**Job:** Copy out each line that has "count" in it.

Stored data entries:
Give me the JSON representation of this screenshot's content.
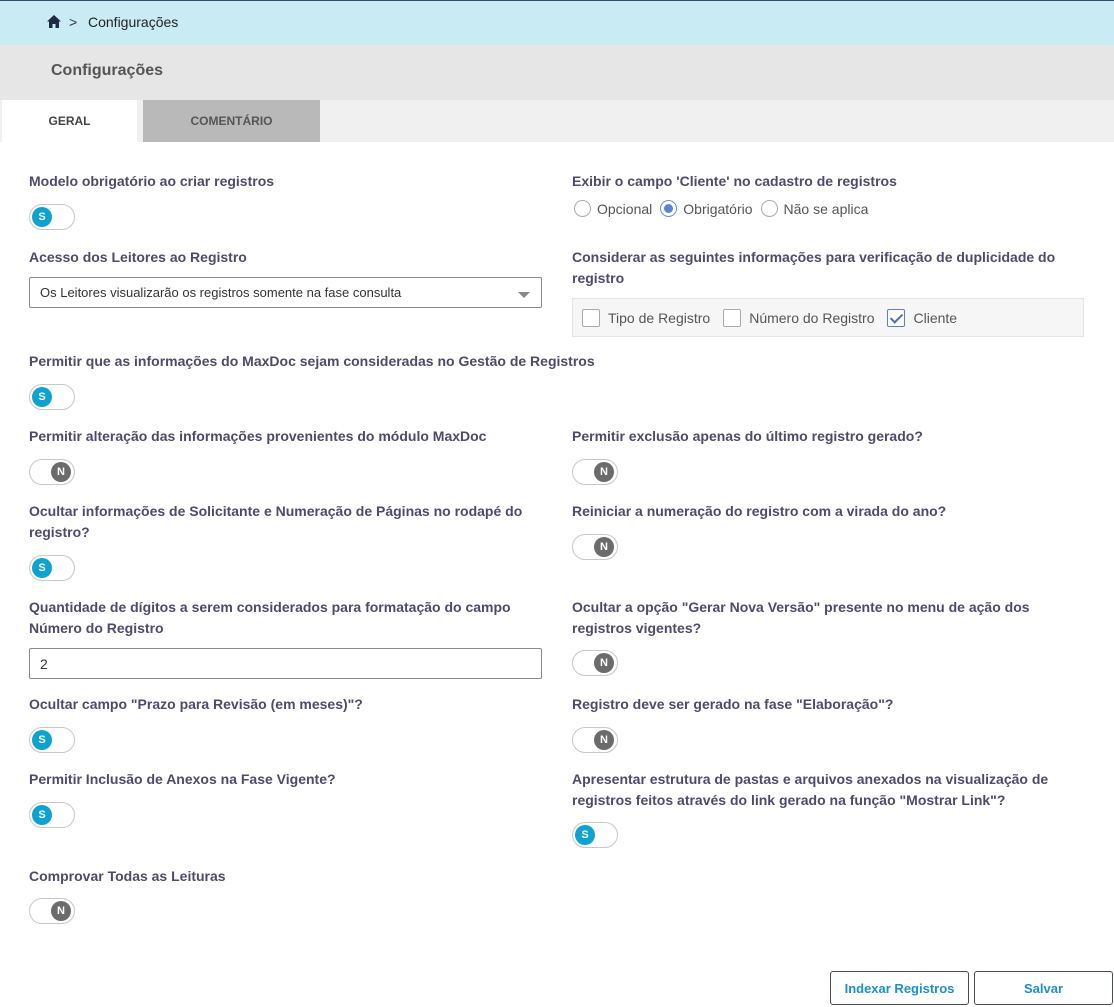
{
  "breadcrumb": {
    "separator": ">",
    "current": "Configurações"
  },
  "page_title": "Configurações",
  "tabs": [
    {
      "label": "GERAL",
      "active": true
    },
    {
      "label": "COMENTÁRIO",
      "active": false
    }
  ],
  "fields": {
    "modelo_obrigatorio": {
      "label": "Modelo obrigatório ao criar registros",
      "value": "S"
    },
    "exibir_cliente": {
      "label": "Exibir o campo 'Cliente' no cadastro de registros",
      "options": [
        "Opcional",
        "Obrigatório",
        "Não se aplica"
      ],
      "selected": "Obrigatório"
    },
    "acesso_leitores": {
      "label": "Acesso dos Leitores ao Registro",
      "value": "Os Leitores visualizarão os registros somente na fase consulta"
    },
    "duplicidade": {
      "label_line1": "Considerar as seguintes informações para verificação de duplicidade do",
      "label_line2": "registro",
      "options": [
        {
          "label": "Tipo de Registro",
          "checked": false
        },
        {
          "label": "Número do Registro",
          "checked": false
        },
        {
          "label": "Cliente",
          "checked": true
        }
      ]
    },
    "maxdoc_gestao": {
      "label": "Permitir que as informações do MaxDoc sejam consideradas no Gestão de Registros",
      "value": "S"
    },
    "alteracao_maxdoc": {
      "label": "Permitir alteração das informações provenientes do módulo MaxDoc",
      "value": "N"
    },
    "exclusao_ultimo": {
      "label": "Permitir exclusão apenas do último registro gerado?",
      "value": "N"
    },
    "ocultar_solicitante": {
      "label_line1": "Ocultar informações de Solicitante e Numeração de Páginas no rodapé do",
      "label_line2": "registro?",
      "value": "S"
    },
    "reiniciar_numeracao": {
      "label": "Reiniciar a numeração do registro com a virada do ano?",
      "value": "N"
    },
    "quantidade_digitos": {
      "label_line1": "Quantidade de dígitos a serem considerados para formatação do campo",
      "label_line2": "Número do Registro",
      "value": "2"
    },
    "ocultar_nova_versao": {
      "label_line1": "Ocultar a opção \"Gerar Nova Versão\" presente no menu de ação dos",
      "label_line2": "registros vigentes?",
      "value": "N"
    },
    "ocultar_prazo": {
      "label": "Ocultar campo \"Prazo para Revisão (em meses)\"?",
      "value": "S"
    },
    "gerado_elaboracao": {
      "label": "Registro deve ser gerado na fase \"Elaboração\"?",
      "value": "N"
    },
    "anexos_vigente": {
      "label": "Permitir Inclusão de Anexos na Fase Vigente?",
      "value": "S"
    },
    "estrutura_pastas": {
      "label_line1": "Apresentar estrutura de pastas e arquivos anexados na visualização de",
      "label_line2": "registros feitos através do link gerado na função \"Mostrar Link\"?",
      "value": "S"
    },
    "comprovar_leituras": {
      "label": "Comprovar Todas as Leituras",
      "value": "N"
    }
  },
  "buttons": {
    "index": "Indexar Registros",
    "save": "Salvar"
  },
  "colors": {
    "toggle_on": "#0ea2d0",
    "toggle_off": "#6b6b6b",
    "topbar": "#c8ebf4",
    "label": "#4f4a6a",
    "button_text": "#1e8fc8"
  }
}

---

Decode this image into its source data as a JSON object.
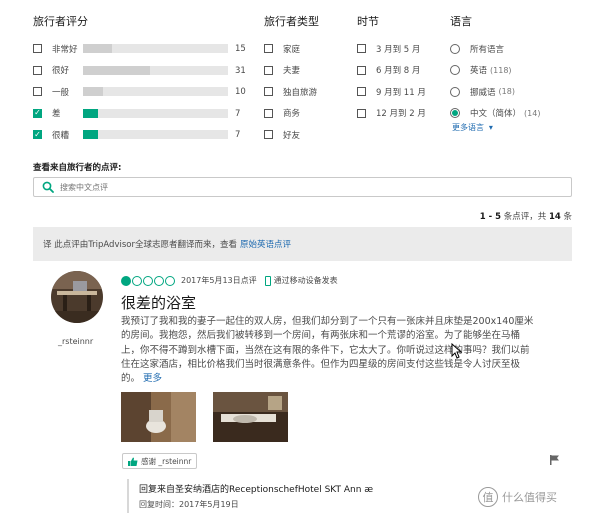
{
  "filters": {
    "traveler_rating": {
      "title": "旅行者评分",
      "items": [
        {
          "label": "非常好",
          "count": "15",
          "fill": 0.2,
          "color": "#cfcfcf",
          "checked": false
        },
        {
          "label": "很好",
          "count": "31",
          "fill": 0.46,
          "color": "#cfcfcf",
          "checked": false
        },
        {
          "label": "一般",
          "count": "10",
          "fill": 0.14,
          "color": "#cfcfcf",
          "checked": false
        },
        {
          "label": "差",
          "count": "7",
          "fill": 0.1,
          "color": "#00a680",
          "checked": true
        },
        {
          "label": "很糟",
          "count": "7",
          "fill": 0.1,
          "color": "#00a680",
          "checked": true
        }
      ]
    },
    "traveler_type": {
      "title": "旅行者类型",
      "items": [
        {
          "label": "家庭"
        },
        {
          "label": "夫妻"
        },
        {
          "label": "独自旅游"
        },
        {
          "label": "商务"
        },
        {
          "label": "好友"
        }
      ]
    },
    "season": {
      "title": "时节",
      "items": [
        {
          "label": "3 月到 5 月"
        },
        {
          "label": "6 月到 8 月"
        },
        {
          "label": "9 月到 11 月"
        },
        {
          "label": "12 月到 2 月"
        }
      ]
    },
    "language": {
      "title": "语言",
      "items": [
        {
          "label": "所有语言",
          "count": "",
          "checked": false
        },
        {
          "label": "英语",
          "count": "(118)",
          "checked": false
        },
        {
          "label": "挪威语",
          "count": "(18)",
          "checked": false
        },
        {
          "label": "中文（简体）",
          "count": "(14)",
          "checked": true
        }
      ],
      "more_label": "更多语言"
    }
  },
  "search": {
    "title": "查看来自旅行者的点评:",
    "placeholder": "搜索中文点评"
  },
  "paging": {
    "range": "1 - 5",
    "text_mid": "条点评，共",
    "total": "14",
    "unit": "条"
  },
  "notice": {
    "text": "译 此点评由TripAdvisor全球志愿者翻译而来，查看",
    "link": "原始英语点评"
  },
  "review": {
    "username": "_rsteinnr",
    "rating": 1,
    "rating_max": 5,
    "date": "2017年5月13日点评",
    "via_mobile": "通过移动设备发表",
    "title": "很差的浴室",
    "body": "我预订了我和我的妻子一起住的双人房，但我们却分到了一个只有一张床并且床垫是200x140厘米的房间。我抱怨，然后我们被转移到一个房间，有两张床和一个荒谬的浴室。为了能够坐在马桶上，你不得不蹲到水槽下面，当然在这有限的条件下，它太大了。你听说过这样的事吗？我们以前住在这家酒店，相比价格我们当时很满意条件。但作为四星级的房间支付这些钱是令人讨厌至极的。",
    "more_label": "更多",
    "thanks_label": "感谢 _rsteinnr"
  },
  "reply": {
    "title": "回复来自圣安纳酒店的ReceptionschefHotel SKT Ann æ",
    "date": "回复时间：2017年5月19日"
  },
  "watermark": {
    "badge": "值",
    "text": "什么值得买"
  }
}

...

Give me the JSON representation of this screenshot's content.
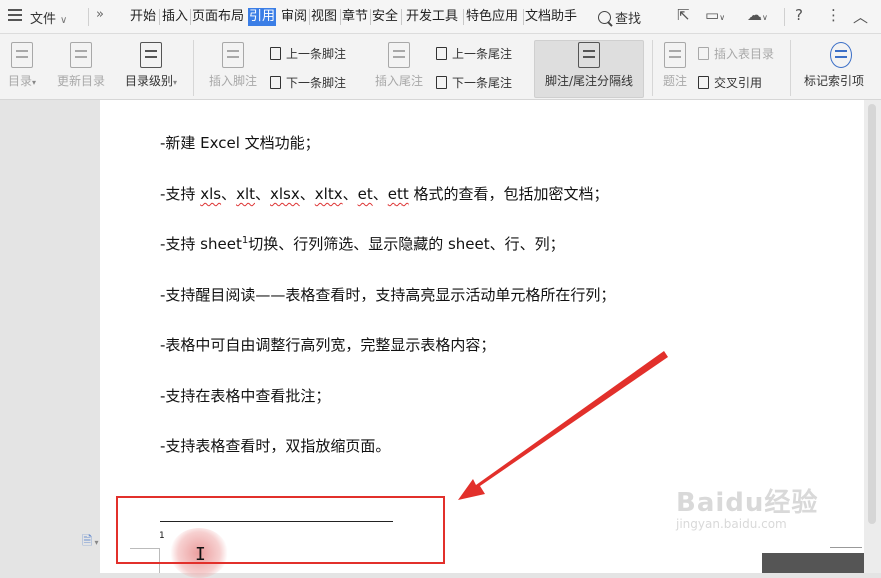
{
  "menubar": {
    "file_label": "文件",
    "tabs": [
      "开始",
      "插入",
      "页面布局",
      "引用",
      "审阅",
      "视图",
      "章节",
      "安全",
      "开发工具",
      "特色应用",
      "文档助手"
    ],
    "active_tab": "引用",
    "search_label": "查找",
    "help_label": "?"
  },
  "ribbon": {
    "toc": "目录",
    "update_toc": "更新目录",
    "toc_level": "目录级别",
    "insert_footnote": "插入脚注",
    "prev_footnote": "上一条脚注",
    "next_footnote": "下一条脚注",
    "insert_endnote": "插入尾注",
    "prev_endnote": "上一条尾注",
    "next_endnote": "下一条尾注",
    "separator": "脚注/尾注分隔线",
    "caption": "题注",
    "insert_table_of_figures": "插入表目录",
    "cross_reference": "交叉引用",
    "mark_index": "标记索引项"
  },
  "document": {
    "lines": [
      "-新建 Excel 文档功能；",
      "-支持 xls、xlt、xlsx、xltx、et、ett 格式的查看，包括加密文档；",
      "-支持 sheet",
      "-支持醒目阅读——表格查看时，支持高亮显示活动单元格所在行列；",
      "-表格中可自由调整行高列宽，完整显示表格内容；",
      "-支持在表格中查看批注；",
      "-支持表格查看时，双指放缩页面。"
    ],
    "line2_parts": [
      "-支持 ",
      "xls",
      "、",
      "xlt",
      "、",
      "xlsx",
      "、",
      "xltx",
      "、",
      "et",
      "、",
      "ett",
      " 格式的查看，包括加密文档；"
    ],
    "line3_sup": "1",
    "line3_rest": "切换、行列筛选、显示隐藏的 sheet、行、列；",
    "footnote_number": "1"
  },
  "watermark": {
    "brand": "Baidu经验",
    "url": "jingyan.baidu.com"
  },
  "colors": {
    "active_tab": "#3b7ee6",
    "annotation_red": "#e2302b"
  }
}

**Solution for this exercise:**
          "count": "15",
          "count": "31",
          "count": "10",
          "count": "7",
          "count": "7",
          "count": "",
          "count": "(118)",
          "count": "(18)",
          "count": "(14)",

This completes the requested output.